▶ **Problem to solve**:
Work out how many lines of the records contain "Stanisława". Answer with the number and nothing else.

▶ **Supplied records**:
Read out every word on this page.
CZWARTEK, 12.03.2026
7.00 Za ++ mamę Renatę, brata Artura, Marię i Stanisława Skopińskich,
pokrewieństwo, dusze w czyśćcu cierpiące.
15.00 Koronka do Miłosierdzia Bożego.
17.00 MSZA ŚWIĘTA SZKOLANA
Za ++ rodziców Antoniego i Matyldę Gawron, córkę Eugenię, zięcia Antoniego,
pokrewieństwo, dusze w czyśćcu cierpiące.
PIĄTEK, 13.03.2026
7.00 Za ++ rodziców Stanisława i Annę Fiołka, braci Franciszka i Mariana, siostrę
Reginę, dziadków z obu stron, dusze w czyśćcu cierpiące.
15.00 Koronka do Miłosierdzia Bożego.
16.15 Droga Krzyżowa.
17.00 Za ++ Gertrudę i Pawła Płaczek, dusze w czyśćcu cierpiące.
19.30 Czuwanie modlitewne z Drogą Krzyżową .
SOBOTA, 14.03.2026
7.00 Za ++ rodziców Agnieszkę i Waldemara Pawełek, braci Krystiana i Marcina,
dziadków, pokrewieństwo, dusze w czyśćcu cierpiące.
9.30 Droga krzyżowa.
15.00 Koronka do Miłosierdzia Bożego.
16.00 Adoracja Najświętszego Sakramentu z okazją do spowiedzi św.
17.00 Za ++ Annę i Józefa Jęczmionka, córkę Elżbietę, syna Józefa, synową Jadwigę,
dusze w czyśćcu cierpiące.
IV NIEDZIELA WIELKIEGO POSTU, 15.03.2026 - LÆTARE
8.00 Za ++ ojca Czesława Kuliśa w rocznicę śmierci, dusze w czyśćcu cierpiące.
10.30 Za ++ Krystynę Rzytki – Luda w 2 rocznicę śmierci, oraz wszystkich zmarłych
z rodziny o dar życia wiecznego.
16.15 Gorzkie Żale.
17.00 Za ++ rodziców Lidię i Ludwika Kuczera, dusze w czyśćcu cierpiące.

* * *

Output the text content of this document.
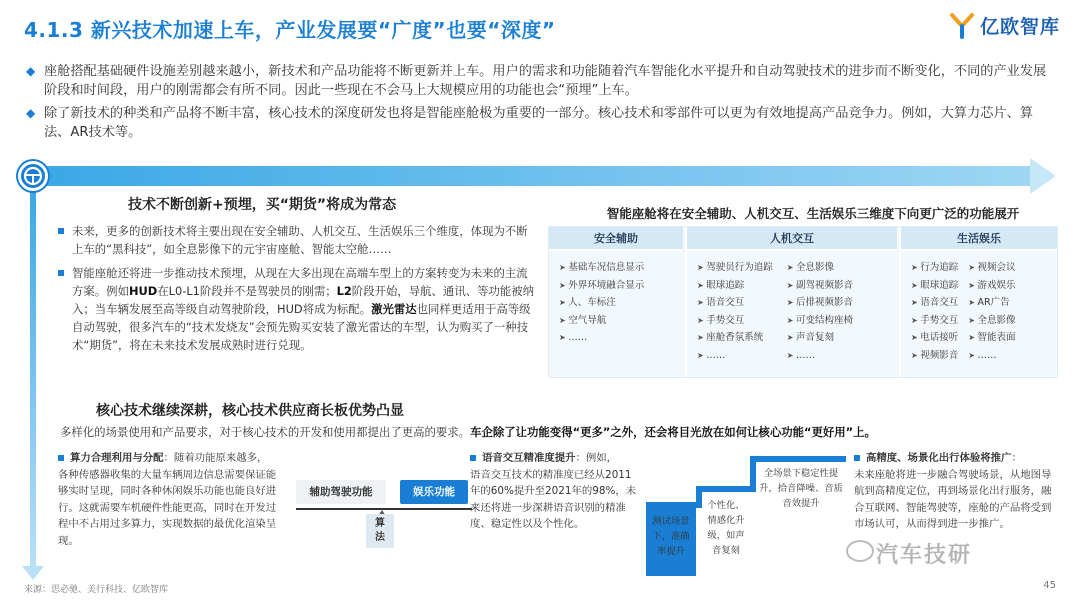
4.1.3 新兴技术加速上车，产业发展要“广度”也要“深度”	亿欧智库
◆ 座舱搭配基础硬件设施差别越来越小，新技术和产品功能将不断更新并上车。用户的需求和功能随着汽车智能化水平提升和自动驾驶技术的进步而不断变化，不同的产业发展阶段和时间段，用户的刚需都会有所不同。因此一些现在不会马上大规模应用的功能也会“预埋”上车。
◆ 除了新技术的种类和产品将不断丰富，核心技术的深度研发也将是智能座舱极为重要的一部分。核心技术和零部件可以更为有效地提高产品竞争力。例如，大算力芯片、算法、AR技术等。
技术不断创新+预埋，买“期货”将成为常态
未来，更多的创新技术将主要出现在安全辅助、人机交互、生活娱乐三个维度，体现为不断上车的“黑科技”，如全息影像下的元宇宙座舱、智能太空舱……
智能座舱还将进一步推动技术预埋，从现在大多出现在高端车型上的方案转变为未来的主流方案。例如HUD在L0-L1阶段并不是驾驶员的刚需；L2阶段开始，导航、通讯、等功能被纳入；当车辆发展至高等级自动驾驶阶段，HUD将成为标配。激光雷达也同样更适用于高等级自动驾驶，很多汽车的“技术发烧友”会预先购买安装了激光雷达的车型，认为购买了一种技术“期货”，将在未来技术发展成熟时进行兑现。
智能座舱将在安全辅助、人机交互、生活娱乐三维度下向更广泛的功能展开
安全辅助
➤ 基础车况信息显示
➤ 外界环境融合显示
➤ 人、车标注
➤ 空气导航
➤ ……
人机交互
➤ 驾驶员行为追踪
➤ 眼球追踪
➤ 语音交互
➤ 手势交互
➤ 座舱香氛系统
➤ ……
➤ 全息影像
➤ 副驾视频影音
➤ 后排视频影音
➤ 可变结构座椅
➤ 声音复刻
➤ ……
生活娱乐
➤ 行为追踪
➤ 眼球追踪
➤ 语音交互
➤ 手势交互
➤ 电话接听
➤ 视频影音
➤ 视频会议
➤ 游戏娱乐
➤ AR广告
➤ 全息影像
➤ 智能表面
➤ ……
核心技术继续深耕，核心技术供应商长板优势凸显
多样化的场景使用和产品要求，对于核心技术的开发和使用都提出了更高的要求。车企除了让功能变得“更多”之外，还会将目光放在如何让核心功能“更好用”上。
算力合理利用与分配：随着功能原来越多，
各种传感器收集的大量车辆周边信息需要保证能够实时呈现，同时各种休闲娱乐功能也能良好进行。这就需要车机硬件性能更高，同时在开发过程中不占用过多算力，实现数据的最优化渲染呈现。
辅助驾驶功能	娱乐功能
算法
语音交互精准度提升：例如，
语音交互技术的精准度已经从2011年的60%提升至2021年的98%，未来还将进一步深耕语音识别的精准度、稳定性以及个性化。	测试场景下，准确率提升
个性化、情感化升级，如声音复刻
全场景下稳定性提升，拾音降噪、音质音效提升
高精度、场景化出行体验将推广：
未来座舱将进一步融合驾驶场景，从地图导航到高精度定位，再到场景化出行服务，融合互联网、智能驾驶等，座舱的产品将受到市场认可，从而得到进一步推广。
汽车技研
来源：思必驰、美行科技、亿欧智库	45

▶ **Problem solution**:
2